Data shown:
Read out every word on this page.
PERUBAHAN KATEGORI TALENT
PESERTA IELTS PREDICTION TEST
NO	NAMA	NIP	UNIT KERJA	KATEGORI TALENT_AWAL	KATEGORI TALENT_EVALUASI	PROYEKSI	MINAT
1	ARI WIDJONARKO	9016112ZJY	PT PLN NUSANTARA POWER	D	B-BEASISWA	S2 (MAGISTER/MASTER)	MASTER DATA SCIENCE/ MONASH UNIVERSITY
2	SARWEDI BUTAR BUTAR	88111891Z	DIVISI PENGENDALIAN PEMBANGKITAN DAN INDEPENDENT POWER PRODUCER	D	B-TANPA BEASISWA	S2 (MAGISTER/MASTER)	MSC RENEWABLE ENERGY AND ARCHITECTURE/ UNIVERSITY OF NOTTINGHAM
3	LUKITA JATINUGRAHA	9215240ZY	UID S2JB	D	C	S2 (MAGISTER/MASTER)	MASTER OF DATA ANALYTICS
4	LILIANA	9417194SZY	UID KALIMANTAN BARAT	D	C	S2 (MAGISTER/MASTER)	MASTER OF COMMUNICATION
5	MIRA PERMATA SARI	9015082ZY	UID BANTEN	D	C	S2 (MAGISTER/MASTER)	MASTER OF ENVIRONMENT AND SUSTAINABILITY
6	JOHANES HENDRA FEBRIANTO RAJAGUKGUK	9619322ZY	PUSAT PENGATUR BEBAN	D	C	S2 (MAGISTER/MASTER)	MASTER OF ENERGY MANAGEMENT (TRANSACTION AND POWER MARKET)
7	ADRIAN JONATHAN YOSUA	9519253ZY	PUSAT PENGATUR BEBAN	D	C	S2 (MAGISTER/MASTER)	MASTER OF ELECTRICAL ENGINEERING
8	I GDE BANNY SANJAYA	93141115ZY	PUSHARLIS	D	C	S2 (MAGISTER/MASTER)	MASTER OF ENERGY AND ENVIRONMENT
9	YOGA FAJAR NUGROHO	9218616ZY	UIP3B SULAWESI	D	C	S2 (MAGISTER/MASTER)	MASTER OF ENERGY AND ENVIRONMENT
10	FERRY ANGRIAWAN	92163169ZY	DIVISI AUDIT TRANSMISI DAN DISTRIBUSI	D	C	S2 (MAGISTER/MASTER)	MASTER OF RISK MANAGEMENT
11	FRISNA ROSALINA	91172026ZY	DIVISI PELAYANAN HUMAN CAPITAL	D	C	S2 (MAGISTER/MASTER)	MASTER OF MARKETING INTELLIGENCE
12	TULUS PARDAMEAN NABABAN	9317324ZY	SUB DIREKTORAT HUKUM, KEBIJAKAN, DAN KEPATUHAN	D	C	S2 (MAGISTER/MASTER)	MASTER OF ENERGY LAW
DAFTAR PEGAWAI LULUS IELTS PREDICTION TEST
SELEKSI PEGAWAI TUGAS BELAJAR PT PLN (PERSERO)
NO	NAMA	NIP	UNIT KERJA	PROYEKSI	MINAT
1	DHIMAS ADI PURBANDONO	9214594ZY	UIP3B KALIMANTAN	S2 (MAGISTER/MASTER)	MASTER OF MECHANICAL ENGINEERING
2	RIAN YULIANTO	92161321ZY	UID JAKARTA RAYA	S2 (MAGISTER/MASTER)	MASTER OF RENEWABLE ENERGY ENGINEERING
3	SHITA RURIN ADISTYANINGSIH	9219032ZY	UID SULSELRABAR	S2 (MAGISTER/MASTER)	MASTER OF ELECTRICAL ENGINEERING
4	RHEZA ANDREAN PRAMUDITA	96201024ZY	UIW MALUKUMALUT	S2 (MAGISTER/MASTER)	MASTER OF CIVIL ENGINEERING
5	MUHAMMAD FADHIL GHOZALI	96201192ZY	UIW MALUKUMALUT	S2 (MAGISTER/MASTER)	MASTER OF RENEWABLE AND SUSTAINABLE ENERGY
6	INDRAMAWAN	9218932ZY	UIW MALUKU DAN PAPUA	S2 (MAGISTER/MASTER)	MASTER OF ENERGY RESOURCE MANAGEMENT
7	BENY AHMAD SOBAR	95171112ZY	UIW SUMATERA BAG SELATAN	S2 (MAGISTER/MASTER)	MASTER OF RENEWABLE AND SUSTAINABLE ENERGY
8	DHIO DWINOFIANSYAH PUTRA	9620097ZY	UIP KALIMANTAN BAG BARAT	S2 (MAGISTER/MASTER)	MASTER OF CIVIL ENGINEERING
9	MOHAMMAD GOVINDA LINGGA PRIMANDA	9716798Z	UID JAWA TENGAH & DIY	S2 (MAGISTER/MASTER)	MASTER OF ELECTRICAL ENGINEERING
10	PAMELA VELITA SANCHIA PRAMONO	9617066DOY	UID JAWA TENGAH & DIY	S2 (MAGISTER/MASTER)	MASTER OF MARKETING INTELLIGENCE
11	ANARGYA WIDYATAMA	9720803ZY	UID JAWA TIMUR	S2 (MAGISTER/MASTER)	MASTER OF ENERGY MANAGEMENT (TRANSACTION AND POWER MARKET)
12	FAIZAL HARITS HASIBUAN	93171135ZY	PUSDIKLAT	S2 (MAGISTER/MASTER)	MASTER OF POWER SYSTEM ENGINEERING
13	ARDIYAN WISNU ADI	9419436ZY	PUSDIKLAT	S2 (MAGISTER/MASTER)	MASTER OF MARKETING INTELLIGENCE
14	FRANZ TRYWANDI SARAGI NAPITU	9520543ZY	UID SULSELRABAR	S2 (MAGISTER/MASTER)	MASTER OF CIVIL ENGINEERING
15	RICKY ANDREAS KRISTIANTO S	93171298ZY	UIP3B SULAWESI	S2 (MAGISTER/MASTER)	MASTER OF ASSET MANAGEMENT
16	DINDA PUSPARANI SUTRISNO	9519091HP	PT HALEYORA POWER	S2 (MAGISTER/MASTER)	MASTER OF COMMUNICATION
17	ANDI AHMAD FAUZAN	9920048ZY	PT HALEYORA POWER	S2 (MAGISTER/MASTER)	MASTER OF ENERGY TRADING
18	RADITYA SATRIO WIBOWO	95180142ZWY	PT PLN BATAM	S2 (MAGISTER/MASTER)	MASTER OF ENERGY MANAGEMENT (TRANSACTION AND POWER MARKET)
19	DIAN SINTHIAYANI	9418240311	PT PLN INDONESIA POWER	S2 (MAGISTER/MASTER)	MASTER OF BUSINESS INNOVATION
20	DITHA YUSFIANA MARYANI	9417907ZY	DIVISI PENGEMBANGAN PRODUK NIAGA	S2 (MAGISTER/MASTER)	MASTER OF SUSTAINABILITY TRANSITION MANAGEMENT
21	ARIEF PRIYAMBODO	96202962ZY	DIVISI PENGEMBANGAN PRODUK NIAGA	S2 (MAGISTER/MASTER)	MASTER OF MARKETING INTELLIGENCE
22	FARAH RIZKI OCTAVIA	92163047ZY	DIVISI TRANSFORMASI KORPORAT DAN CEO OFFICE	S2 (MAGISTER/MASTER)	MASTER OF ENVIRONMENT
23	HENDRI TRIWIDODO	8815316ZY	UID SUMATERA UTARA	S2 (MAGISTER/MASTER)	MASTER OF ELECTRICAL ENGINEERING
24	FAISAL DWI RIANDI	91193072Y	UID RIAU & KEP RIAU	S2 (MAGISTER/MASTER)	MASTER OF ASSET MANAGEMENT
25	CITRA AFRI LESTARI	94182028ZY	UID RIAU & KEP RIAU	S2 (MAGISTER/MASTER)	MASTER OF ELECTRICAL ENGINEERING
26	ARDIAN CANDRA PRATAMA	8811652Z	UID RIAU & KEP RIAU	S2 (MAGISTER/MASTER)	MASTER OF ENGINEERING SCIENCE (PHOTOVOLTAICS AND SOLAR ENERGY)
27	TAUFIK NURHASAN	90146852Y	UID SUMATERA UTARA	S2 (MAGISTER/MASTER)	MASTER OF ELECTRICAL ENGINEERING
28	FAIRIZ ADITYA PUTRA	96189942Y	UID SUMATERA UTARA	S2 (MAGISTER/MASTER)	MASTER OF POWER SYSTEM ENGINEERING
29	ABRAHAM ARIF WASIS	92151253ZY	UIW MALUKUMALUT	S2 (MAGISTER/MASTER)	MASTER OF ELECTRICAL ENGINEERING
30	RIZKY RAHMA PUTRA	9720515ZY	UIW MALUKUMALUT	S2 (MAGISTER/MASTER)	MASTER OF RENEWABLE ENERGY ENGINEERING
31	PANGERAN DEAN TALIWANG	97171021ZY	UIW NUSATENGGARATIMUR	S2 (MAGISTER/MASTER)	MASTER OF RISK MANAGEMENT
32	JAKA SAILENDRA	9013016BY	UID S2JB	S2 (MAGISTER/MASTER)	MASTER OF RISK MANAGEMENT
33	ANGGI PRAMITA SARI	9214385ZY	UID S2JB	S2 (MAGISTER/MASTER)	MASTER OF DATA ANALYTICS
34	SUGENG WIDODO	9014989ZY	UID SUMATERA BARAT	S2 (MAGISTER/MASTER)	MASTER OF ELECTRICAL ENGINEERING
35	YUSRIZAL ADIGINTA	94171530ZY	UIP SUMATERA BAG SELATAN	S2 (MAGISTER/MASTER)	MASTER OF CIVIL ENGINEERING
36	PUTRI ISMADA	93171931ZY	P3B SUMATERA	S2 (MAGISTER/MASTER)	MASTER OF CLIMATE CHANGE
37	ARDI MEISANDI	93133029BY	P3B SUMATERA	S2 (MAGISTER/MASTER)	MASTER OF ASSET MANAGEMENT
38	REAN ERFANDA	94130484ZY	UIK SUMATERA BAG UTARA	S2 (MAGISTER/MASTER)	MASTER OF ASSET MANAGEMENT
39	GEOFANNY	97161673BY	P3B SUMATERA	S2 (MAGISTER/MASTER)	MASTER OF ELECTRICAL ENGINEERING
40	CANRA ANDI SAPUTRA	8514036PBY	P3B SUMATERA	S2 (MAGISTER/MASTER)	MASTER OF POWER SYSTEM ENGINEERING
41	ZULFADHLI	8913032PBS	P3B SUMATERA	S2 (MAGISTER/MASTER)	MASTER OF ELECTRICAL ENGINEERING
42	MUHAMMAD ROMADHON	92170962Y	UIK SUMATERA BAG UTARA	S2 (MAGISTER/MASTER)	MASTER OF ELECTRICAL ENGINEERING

Set problem:
For each line in the data above that contains the string "PENGEMBANGAN", extract the line.

Result:
20	DITHA YUSFIANA MARYANI	9417907ZY	DIVISI PENGEMBANGAN PRODUK NIAGA	S2 (MAGISTER/MASTER)	MASTER OF SUSTAINABILITY TRANSITION MANAGEMENT
21	ARIEF PRIYAMBODO	96202962ZY	DIVISI PENGEMBANGAN PRODUK NIAGA	S2 (MAGISTER/MASTER)	MASTER OF MARKETING INTELLIGENCE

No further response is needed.